**WHAT IS NEEDED:** Repeat each record below exactly as given.

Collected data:
=-=-=-=-=

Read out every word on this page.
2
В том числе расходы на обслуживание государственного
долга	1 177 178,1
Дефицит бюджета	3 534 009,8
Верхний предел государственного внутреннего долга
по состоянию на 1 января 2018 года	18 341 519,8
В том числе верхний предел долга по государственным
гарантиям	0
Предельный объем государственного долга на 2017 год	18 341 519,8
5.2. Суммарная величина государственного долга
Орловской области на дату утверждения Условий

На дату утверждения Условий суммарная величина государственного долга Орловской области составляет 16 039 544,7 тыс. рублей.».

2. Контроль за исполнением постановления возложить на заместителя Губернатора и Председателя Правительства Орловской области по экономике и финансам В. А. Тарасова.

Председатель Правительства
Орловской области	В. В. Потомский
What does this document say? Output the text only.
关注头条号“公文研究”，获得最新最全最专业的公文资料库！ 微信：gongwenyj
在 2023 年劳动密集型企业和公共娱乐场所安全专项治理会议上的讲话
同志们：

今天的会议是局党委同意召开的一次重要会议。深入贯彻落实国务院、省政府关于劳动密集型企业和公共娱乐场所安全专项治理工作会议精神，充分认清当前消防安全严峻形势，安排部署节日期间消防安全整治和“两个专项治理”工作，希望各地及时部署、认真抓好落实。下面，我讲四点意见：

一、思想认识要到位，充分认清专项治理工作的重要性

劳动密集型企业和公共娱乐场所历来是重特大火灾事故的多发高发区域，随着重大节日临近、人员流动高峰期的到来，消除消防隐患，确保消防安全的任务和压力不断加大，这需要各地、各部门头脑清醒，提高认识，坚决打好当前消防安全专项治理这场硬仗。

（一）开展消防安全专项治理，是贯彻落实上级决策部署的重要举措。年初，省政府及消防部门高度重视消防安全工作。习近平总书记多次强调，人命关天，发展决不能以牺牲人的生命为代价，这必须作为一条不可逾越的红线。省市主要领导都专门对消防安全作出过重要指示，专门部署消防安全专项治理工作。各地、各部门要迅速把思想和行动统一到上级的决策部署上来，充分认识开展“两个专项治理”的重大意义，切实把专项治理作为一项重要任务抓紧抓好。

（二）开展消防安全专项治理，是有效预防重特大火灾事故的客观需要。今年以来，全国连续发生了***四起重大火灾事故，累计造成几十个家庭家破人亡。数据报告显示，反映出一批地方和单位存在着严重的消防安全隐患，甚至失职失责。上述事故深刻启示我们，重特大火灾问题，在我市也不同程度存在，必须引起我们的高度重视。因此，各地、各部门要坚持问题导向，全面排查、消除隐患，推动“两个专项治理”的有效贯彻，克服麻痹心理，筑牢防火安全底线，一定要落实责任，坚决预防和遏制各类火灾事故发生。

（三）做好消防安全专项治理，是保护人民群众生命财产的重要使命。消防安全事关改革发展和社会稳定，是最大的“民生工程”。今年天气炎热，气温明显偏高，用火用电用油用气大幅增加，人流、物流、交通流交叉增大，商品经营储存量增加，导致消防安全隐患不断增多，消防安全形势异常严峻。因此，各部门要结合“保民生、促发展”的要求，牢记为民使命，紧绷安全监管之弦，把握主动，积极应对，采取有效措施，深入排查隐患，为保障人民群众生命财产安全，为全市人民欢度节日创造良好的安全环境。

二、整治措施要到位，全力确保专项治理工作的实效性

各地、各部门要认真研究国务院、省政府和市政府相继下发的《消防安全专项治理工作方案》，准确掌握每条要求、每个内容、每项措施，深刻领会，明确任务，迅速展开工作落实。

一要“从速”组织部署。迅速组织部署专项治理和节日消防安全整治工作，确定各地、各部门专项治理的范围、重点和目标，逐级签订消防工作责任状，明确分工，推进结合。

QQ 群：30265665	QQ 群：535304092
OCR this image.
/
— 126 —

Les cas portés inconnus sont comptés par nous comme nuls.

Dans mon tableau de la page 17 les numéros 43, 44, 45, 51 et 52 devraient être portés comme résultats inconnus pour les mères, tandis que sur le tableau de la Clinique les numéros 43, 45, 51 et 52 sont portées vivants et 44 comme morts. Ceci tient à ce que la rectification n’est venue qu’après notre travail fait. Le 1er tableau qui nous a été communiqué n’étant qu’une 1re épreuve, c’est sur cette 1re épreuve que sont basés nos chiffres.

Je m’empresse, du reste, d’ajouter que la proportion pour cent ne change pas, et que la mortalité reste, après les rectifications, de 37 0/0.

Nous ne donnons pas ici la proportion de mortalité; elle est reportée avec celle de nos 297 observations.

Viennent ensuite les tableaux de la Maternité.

=-=-=-=-=

**EXERCISE SOLUTION:**
Read out every word on this page.
2
В том числе расходы на обслуживание государственного
долга	1 177 178,1
Дефицит бюджета	3 534 009,8
Верхний предел государственного внутреннего долга
по состоянию на 1 января 2018 года	18 341 519,8
В том числе верхний предел долга по государственным
гарантиям	0
Предельный объем государственного долга на 2017 год	18 341 519,8
5.2. Суммарная величина государственного долга
Орловской области на дату утверждения Условий

На дату утверждения Условий суммарная величина государственного долга Орловской области составляет 16 039 544,7 тыс. рублей.».

2. Контроль за исполнением постановления возложить на заместителя Губернатора и Председателя Правительства Орловской области по экономике и финансам В. А. Тарасова.

Председатель Правительства
Орловской области	В. В. Потомский
What does this document say? Output the text only.
关注头条号“公文研究”，获得最新最全最专业的公文资料库！ 微信：gongwenyj
在 2023 年劳动密集型企业和公共娱乐场所安全专项治理会议上的讲话
同志们：

今天的会议是局党委同意召开的一次重要会议。深入贯彻落实国务院、省政府关于劳动密集型企业和公共娱乐场所安全专项治理工作会议精神，充分认清当前消防安全严峻形势，安排部署节日期间消防安全整治和“两个专项治理”工作，希望各地及时部署、认真抓好落实。下面，我讲四点意见：

一、思想认识要到位，充分认清专项治理工作的重要性

劳动密集型企业和公共娱乐场所历来是重特大火灾事故的多发高发区域，随着重大节日临近、人员流动高峰期的到来，消除消防隐患，确保消防安全的任务和压力不断加大，这需要各地、各部门头脑清醒，提高认识，坚决打好当前消防安全专项治理这场硬仗。

（一）开展消防安全专项治理，是贯彻落实上级决策部署的重要举措。年初，省政府及消防部门高度重视消防安全工作。习近平总书记多次强调，人命关天，发展决不能以牺牲人的生命为代价，这必须作为一条不可逾越的红线。省市主要领导都专门对消防安全作出过重要指示，专门部署消防安全专项治理工作。各地、各部门要迅速把思想和行动统一到上级的决策部署上来，充分认识开展“两个专项治理”的重大意义，切实把专项治理作为一项重要任务抓紧抓好。

（二）开展消防安全专项治理，是有效预防重特大火灾事故的客观需要。今年以来，全国连续发生了***四起重大火灾事故，累计造成几十个家庭家破人亡。数据报告显示，反映出一批地方和单位存在着严重的消防安全隐患，甚至失职失责。上述事故深刻启示我们，重特大火灾问题，在我市也不同程度存在，必须引起我们的高度重视。因此，各地、各部门要坚持问题导向，全面排查、消除隐患，推动“两个专项治理”的有效贯彻，克服麻痹心理，筑牢防火安全底线，一定要落实责任，坚决预防和遏制各类火灾事故发生。

（三）做好消防安全专项治理，是保护人民群众生命财产的重要使命。消防安全事关改革发展和社会稳定，是最大的“民生工程”。今年天气炎热，气温明显偏高，用火用电用油用气大幅增加，人流、物流、交通流交叉增大，商品经营储存量增加，导致消防安全隐患不断增多，消防安全形势异常严峻。因此，各部门要结合“保民生、促发展”的要求，牢记为民使命，紧绷安全监管之弦，把握主动，积极应对，采取有效措施，深入排查隐患，为保障人民群众生命财产安全，为全市人民欢度节日创造良好的安全环境。

二、整治措施要到位，全力确保专项治理工作的实效性

各地、各部门要认真研究国务院、省政府和市政府相继下发的《消防安全专项治理工作方案》，准确掌握每条要求、每个内容、每项措施，深刻领会，明确任务，迅速展开工作落实。

一要“从速”组织部署。迅速组织部署专项治理和节日消防安全整治工作，确定各地、各部门专项治理的范围、重点和目标，逐级签订消防工作责任状，明确分工，推进结合。

QQ 群：30265665	QQ 群：535304092
OCR this image.
/
— 126 —

Les cas portés inconnus sont comptés par nous comme nuls.

Dans mon tableau de la page 17 les numéros 43, 44, 45, 51 et 52 devraient être portés comme résultats inconnus pour les mères, tandis que sur le tableau de la Clinique les numéros 43, 45, 51 et 52 sont portées vivants et 44 comme morts. Ceci tient à ce que la rectification n’est venue qu’après notre travail fait. Le 1er tableau qui nous a été communiqué n’étant qu’une 1re épreuve, c’est sur cette 1re épreuve que sont basés nos chiffres.

Je m’empresse, du reste, d’ajouter que la proportion pour cent ne change pas, et que la mortalité reste, après les rectifications, de 37 0/0.

Nous ne donnons pas ici la proportion de mortalité; elle est reportée avec celle de nos 297 observations.

Viennent ensuite les tableaux de la Maternité.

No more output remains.